WHAT YOU ARE ASKED TO DO –
Extract the records below word for word and ignore the images.
+++ SUPPLIED ENTRIES +++
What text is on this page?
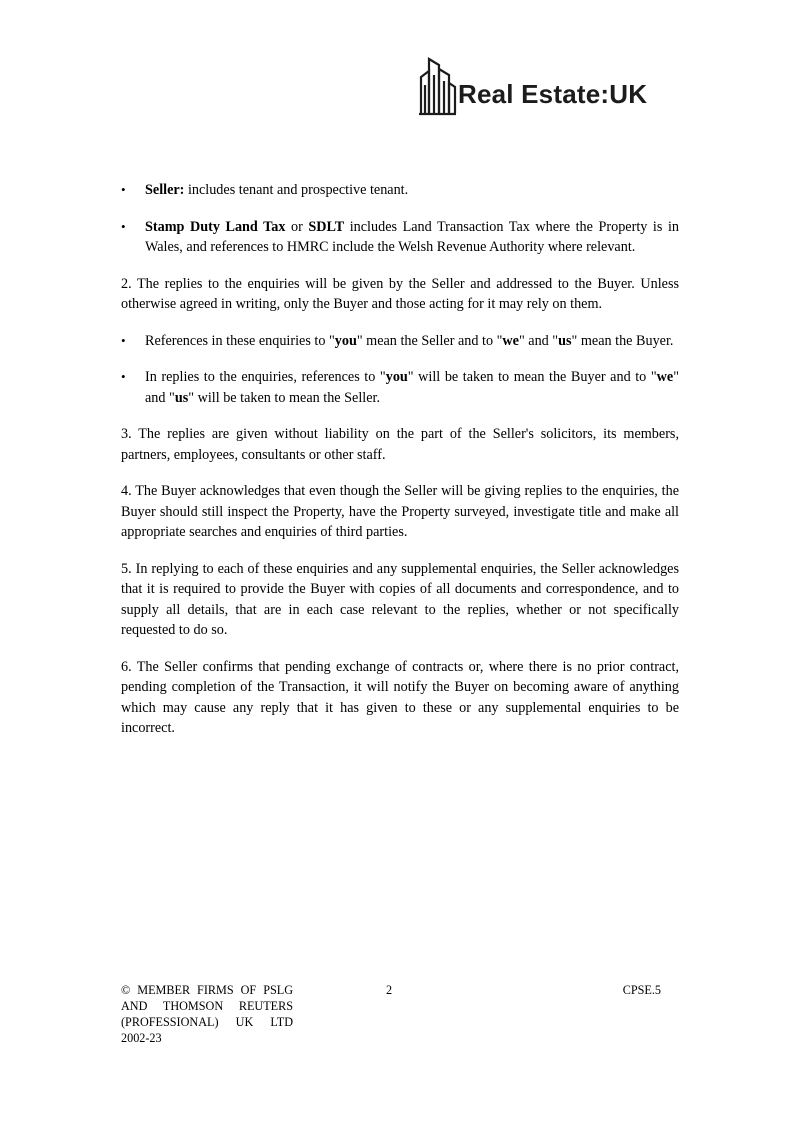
Real Estate:UK
• Seller: includes tenant and prospective tenant.
• Stamp Duty Land Tax or SDLT includes Land Transaction Tax where the Property is in Wales, and references to HMRC include the Welsh Revenue Authority where relevant.

2. The replies to the enquiries will be given by the Seller and addressed to the Buyer. Unless otherwise agreed in writing, only the Buyer and those acting for it may rely on them.

• References in these enquiries to "you" mean the Seller and to "we" and "us" mean the Buyer.
• In replies to the enquiries, references to "you" will be taken to mean the Buyer and to "we" and "us" will be taken to mean the Seller.

3. The replies are given without liability on the part of the Seller's solicitors, its members, partners, employees, consultants or other staff.

4. The Buyer acknowledges that even though the Seller will be giving replies to the enquiries, the Buyer should still inspect the Property, have the Property surveyed, investigate title and make all appropriate searches and enquiries of third parties.

5. In replying to each of these enquiries and any supplemental enquiries, the Seller acknowledges that it is required to provide the Buyer with copies of all documents and correspondence, and to supply all details, that are in each case relevant to the replies, whether or not specifically requested to do so.

6. The Seller confirms that pending exchange of contracts or, where there is no prior contract, pending completion of the Transaction, it will notify the Buyer on becoming aware of anything which may cause any reply that it has given to these or any supplemental enquiries to be incorrect.

© MEMBER FIRMS OF PSLG
AND THOMSON REUTERS
(PROFESSIONAL) UK LTD
2002-23
2	CPSE.5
+++
CORRECT OUTPUT –
What text is on this page?
Real Estate:UK
• Seller: includes tenant and prospective tenant.
• Stamp Duty Land Tax or SDLT includes Land Transaction Tax where the Property is in Wales, and references to HMRC include the Welsh Revenue Authority where relevant.

2. The replies to the enquiries will be given by the Seller and addressed to the Buyer. Unless otherwise agreed in writing, only the Buyer and those acting for it may rely on them.

• References in these enquiries to "you" mean the Seller and to "we" and "us" mean the Buyer.
• In replies to the enquiries, references to "you" will be taken to mean the Buyer and to "we" and "us" will be taken to mean the Seller.

3. The replies are given without liability on the part of the Seller's solicitors, its members, partners, employees, consultants or other staff.

4. The Buyer acknowledges that even though the Seller will be giving replies to the enquiries, the Buyer should still inspect the Property, have the Property surveyed, investigate title and make all appropriate searches and enquiries of third parties.

5. In replying to each of these enquiries and any supplemental enquiries, the Seller acknowledges that it is required to provide the Buyer with copies of all documents and correspondence, and to supply all details, that are in each case relevant to the replies, whether or not specifically requested to do so.

6. The Seller confirms that pending exchange of contracts or, where there is no prior contract, pending completion of the Transaction, it will notify the Buyer on becoming aware of anything which may cause any reply that it has given to these or any supplemental enquiries to be incorrect.

© MEMBER FIRMS OF PSLG
AND THOMSON REUTERS
(PROFESSIONAL) UK LTD
2002-23
2	CPSE.5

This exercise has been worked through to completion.